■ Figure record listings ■
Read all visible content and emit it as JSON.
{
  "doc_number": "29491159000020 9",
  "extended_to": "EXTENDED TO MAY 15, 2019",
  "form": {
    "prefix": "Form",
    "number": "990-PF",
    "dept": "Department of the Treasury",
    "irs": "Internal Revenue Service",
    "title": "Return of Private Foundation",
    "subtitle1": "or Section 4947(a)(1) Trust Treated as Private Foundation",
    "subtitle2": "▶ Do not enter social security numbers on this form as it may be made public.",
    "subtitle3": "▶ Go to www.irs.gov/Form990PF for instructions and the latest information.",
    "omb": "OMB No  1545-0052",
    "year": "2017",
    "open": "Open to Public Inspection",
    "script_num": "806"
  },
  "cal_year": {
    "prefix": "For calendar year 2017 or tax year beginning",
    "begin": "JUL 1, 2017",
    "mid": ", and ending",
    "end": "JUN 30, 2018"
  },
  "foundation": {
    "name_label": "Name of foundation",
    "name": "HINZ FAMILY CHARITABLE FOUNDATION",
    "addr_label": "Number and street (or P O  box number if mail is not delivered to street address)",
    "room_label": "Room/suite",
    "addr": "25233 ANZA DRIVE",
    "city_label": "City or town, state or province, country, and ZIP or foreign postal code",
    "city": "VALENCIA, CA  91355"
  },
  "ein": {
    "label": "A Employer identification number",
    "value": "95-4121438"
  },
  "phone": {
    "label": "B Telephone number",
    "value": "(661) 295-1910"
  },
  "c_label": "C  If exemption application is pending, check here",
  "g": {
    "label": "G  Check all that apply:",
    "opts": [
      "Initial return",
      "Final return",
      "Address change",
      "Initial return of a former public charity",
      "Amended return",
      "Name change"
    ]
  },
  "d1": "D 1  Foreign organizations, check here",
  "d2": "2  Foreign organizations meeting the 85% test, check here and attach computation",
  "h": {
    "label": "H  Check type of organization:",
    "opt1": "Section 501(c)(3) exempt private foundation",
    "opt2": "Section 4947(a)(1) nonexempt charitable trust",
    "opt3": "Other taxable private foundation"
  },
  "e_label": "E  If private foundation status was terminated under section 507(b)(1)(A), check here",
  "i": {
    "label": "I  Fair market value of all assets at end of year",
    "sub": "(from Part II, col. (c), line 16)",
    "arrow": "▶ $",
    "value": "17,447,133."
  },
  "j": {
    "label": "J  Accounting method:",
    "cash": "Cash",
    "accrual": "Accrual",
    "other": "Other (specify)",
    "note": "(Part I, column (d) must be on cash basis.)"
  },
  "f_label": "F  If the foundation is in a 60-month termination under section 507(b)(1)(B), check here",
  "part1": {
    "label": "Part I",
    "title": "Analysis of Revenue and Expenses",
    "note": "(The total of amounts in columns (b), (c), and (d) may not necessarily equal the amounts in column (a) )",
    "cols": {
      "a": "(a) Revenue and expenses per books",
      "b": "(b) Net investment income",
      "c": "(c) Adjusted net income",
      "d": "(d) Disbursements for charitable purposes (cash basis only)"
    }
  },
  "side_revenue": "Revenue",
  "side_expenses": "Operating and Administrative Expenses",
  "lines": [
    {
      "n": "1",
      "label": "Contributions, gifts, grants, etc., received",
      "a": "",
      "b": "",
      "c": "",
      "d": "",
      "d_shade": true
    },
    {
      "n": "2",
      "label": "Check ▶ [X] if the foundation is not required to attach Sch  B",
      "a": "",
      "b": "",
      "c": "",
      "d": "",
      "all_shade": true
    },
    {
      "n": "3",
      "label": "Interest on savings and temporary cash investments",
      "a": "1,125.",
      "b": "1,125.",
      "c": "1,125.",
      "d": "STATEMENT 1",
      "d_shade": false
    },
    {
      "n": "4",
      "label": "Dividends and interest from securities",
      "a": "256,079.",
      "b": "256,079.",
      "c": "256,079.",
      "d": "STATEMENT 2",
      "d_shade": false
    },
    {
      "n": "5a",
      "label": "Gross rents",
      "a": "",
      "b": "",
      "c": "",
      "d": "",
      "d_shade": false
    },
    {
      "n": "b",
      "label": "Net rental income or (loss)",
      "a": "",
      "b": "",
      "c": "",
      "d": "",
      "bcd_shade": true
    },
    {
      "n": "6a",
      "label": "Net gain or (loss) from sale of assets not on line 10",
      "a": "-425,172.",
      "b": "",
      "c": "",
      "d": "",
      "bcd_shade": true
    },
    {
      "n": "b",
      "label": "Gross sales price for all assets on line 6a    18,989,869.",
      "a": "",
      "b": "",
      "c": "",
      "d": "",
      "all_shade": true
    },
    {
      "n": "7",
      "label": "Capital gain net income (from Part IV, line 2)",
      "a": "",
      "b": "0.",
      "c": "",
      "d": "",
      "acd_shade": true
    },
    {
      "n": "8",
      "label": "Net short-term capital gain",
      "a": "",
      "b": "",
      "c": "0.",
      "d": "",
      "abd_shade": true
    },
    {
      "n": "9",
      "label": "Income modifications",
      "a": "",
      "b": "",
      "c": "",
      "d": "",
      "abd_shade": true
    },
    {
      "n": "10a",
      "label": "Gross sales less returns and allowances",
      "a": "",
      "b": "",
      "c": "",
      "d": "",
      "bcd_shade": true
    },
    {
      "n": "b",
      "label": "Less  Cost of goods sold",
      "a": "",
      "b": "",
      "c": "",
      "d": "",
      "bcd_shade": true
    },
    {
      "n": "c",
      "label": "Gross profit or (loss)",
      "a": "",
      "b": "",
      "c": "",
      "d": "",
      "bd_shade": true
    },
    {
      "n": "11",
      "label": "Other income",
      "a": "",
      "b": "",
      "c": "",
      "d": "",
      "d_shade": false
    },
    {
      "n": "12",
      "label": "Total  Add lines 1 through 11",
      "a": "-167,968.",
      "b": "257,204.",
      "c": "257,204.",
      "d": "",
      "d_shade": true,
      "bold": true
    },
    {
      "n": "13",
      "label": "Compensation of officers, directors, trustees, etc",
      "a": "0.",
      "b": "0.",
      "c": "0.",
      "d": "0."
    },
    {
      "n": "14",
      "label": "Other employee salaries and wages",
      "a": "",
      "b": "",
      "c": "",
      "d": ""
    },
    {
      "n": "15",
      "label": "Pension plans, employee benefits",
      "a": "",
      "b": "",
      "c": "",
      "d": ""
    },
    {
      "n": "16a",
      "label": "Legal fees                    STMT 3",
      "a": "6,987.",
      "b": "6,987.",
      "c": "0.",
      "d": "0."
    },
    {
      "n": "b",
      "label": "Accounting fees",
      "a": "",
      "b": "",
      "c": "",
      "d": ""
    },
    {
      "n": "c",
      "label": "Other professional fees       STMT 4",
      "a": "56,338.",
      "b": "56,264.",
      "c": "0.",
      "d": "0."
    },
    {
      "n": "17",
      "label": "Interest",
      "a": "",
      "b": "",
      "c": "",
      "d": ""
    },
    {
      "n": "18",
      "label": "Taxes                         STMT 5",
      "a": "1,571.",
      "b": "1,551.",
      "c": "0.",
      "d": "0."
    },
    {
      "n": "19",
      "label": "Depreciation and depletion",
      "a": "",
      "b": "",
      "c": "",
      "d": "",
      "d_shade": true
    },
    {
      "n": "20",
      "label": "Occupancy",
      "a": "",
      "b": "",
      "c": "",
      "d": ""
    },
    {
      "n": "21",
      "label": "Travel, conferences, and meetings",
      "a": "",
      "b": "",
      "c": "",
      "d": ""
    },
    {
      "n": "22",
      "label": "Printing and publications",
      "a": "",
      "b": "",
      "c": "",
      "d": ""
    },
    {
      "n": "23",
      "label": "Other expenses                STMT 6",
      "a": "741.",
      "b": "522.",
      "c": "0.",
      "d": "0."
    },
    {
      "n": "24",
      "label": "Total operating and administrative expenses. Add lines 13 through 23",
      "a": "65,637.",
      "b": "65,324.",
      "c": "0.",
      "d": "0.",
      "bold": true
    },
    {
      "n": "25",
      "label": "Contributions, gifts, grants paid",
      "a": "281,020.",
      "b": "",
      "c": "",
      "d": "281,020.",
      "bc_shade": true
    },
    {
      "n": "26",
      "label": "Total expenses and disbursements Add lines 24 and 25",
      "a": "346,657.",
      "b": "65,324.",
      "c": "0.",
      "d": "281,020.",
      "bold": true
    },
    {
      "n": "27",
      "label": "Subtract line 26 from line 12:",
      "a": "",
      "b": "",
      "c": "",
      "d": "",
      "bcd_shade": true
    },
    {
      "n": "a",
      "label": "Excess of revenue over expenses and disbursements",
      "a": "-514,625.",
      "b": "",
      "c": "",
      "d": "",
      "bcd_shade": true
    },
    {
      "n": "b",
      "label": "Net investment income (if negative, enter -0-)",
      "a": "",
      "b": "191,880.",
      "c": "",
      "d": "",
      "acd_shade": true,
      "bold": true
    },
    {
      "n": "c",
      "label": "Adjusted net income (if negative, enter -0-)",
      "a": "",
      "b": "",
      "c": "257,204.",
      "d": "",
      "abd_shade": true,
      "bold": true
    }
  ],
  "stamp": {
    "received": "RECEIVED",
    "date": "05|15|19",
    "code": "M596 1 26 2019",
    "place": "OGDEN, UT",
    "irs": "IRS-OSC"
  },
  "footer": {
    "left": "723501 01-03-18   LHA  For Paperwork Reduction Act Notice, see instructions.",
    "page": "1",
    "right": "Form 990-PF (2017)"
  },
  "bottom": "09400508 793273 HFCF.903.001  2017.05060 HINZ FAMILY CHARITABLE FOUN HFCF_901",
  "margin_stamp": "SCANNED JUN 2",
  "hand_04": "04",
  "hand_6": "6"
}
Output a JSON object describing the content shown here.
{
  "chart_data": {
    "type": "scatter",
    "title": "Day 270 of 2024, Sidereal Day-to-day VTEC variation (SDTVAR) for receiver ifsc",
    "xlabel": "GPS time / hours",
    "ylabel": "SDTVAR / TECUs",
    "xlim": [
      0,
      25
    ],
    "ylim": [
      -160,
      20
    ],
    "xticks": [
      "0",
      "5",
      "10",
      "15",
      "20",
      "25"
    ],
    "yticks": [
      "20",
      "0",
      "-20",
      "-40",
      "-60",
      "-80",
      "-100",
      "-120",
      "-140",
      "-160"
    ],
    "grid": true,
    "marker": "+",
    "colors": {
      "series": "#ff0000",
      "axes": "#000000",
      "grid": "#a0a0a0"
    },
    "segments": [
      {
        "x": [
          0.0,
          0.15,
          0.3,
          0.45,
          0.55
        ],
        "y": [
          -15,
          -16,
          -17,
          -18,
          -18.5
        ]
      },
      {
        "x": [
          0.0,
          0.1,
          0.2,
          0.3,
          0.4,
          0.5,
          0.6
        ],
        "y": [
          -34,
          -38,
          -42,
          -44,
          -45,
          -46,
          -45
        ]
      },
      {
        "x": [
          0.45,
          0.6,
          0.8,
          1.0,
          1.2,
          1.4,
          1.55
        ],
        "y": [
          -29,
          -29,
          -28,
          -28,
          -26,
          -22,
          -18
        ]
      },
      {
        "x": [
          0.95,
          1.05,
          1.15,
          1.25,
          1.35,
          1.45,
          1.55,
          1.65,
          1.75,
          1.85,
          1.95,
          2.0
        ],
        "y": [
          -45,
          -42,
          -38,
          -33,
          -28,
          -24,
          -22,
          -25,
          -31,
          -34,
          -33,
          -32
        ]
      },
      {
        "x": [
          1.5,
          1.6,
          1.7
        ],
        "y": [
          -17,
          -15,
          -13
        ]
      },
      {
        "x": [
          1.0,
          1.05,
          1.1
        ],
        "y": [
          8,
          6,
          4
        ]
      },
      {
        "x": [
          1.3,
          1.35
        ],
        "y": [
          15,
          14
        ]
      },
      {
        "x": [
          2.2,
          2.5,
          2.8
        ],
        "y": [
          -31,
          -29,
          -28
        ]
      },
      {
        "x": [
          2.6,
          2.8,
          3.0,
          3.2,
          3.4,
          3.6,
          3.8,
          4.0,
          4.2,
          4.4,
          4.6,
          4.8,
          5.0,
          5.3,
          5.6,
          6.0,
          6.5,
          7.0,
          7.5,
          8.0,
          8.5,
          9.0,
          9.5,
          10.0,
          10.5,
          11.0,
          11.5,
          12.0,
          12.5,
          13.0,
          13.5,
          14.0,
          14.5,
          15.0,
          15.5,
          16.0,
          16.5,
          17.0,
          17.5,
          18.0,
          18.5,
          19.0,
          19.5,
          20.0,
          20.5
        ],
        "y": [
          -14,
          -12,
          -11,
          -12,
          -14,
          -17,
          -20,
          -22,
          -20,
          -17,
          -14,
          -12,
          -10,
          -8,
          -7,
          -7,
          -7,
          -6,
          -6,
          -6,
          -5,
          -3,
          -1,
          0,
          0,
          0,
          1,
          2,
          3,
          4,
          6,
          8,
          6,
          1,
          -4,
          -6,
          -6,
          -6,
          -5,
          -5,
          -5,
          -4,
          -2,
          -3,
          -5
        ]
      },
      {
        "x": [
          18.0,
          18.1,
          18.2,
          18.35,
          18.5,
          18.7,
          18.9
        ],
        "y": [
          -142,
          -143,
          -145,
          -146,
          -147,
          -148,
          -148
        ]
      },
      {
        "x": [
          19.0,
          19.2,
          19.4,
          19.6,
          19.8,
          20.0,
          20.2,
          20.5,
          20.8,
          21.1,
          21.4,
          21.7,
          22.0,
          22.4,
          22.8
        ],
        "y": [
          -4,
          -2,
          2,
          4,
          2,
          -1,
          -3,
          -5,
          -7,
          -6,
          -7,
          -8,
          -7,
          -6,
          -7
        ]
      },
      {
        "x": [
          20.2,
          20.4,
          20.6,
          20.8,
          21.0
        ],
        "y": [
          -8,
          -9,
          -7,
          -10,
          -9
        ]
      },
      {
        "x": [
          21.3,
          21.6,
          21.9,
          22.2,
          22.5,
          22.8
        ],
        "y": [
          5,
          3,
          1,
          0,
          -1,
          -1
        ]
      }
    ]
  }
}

■ What the task asks ■
State how many lines in the records above contain the word "Initial", and give only that number.

■ Problem solution ■
2